* [Dataset content]
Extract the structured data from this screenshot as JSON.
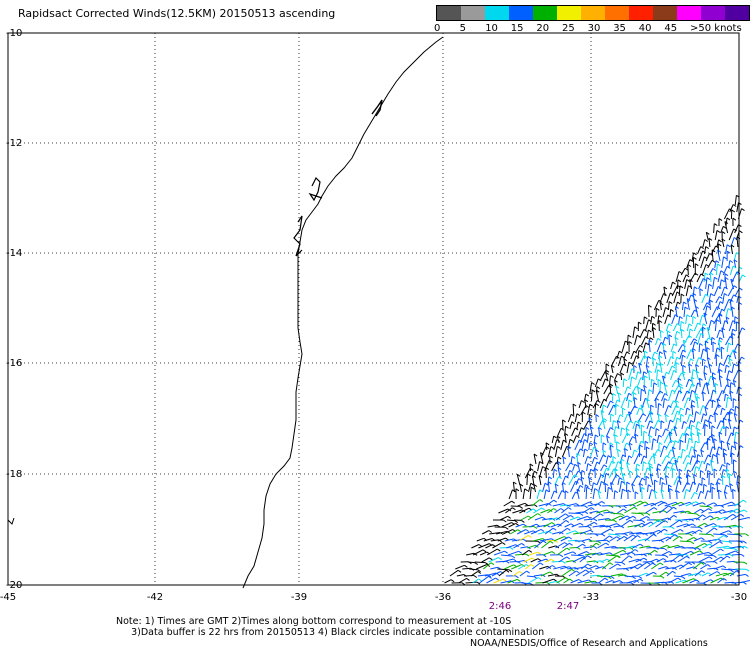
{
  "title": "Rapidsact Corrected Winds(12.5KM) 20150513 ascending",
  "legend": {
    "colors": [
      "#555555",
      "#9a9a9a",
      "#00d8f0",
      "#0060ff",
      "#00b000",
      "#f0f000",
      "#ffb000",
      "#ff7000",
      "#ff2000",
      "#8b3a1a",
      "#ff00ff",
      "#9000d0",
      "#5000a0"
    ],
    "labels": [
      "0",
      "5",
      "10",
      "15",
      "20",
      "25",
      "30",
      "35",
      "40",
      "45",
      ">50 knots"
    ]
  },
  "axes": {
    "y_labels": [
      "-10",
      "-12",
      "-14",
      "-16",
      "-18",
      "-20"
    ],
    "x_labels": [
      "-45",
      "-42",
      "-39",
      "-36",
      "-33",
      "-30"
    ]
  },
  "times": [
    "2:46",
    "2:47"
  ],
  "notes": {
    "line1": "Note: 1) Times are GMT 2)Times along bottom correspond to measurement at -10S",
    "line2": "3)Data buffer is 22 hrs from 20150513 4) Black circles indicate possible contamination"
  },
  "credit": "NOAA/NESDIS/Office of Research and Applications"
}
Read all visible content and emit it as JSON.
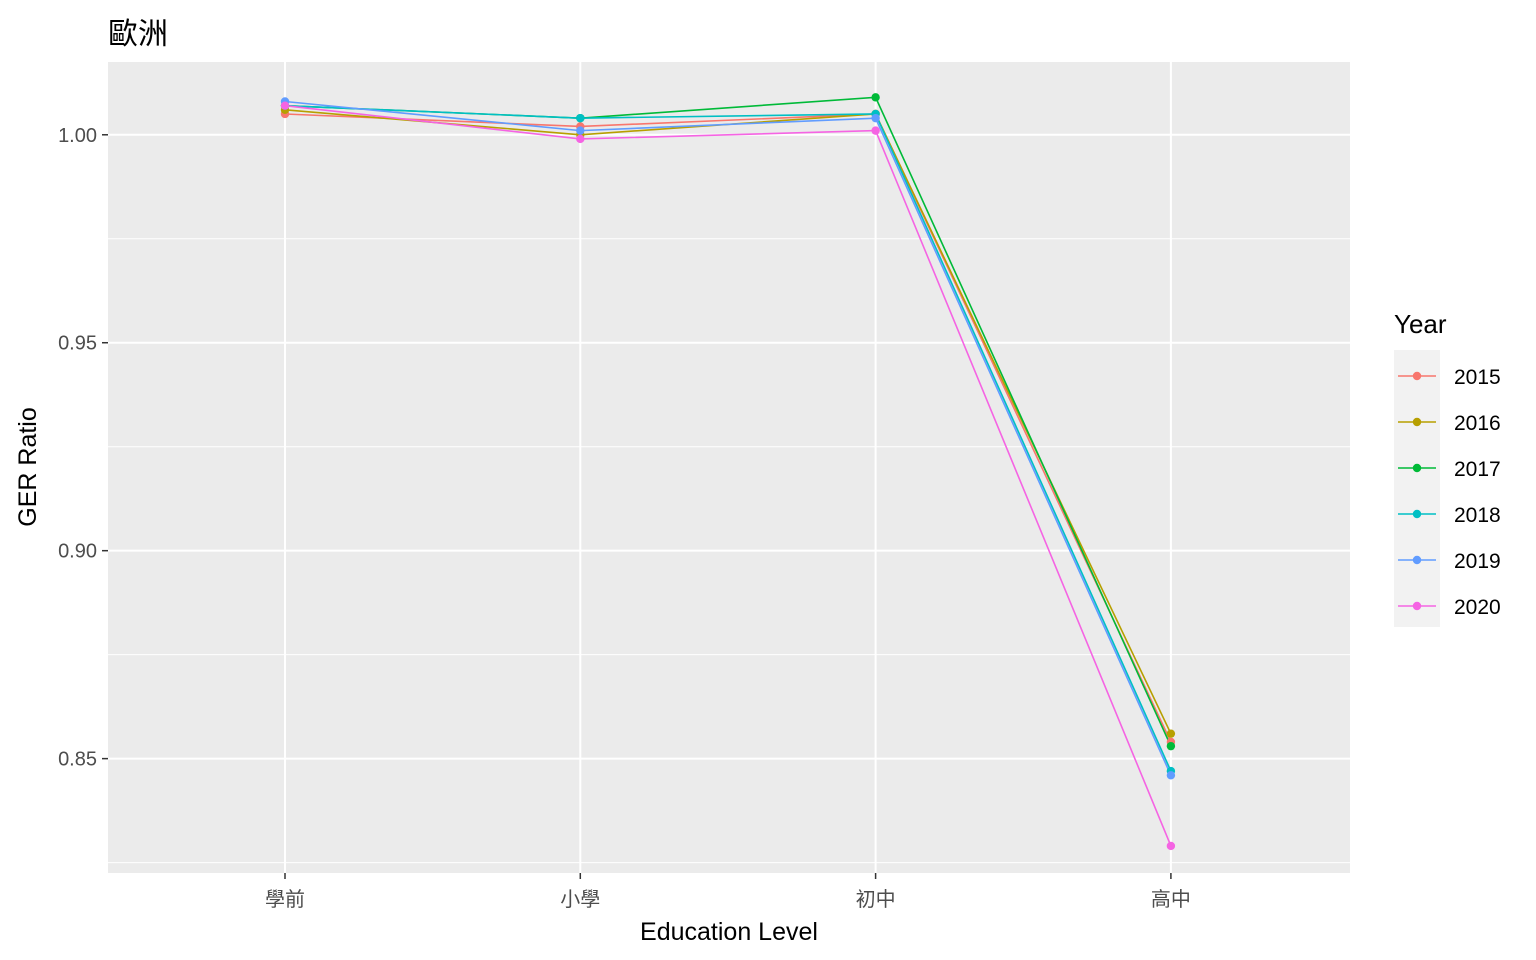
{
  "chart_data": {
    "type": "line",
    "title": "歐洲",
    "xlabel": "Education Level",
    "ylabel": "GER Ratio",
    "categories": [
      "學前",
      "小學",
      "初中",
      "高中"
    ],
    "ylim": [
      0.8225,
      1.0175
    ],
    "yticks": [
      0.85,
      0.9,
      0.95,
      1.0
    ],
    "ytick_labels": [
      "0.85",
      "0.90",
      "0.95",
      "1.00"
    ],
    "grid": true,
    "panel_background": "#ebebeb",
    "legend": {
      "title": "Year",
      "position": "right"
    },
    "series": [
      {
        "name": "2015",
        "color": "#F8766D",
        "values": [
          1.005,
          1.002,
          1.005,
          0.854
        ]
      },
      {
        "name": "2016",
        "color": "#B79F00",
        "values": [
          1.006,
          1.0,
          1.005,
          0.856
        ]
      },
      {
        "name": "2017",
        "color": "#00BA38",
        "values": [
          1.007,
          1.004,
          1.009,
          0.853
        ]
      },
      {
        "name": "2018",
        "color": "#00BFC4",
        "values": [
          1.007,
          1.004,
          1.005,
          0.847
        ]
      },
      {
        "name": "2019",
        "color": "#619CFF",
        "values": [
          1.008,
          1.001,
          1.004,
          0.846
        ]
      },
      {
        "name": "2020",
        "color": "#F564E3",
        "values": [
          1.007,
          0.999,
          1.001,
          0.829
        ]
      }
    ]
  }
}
* * *
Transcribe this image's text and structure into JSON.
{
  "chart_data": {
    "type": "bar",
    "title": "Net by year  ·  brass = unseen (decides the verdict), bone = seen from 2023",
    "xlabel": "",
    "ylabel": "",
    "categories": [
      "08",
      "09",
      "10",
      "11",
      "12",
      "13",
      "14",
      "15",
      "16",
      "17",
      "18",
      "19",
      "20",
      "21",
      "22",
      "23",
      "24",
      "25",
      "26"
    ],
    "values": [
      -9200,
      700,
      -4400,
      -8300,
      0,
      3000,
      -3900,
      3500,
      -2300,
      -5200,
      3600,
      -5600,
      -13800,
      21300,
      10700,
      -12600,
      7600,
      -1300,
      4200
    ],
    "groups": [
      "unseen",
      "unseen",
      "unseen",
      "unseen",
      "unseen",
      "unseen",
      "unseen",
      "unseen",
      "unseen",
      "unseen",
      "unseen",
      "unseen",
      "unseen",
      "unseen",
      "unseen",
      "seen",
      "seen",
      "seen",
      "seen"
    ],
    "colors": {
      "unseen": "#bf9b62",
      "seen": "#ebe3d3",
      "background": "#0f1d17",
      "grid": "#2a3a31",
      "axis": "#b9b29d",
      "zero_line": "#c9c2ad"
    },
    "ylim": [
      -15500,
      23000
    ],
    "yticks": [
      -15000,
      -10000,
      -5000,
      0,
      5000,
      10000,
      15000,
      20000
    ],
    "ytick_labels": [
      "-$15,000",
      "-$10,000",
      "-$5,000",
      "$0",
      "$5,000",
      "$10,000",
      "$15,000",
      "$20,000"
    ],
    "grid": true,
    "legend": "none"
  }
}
---
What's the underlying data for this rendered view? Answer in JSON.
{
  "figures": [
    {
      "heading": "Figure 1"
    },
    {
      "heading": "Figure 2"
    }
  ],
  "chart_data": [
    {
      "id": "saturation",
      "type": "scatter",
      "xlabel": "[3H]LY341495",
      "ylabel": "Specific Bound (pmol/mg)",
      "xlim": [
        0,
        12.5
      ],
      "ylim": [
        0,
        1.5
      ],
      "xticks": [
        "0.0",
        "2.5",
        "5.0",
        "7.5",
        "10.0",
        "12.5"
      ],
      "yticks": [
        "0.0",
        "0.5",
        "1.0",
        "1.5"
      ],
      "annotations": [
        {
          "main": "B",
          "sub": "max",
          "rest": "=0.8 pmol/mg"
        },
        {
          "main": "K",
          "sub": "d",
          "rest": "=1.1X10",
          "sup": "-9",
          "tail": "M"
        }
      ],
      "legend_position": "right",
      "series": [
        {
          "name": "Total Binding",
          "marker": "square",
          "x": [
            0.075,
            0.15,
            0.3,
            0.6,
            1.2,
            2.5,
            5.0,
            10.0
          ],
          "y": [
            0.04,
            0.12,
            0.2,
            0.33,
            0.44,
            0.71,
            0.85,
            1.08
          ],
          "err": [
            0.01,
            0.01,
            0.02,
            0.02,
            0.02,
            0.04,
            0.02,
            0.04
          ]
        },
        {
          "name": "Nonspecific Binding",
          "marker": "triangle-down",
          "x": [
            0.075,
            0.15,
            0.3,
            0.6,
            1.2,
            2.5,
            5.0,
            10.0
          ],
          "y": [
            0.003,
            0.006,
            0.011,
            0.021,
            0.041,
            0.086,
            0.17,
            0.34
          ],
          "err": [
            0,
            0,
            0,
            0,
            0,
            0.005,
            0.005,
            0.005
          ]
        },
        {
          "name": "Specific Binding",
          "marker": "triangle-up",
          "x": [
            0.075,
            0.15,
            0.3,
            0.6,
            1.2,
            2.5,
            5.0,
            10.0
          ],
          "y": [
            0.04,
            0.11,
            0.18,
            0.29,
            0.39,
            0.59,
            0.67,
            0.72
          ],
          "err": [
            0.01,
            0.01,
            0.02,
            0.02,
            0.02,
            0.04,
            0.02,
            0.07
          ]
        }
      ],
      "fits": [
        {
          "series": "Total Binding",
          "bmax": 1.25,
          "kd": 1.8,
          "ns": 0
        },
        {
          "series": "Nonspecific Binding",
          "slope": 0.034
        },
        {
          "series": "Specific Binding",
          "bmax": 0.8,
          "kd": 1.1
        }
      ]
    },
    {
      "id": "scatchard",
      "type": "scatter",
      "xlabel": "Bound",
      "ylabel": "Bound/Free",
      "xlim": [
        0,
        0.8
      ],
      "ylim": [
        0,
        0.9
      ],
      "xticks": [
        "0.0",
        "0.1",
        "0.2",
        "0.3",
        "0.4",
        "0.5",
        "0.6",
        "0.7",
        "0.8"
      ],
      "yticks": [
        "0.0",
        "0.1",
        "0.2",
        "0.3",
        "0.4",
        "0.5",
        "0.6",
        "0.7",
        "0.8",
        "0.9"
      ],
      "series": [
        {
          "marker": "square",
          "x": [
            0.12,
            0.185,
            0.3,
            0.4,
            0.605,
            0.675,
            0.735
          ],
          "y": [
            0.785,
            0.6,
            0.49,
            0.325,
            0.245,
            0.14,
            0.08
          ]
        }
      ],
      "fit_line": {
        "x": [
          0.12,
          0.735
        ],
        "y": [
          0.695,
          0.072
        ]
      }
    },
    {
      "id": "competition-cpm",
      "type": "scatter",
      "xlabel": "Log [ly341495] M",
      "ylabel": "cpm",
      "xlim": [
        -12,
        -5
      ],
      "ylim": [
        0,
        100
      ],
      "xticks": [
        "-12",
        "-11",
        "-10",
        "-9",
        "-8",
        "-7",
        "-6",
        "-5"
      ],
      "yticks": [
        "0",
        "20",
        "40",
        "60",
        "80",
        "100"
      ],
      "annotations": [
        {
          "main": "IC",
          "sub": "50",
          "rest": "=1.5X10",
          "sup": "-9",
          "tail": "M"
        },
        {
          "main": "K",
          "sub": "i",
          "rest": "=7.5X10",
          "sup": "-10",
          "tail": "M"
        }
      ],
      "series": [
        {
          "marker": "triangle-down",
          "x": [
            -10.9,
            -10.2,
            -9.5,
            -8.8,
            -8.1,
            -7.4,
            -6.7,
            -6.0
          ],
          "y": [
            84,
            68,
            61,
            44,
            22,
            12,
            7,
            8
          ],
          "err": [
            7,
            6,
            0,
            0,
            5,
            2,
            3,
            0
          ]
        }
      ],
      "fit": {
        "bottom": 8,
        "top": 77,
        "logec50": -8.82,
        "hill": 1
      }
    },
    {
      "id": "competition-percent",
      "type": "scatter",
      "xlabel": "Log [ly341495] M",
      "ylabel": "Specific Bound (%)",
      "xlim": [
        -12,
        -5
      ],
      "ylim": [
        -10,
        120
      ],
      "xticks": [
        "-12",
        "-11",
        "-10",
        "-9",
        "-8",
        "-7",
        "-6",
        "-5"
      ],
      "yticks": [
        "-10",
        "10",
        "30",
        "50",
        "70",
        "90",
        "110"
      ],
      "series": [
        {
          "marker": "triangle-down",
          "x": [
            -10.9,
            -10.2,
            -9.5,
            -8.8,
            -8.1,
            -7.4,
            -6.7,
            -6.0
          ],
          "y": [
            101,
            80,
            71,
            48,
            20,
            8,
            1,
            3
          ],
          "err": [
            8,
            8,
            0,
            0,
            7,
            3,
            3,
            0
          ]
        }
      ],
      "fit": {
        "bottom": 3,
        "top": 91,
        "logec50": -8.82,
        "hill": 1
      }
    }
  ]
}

* [Given problem] Search the entries for the word "JSON", then list each line that holds it.

* [The solution]
Extract the structured data from this screenshot as JSON.
Read all visible content and emit it as JSON.
Transcribe this image's text and structure into JSON.
What's the underlying data for this rendered view? Answer in JSON.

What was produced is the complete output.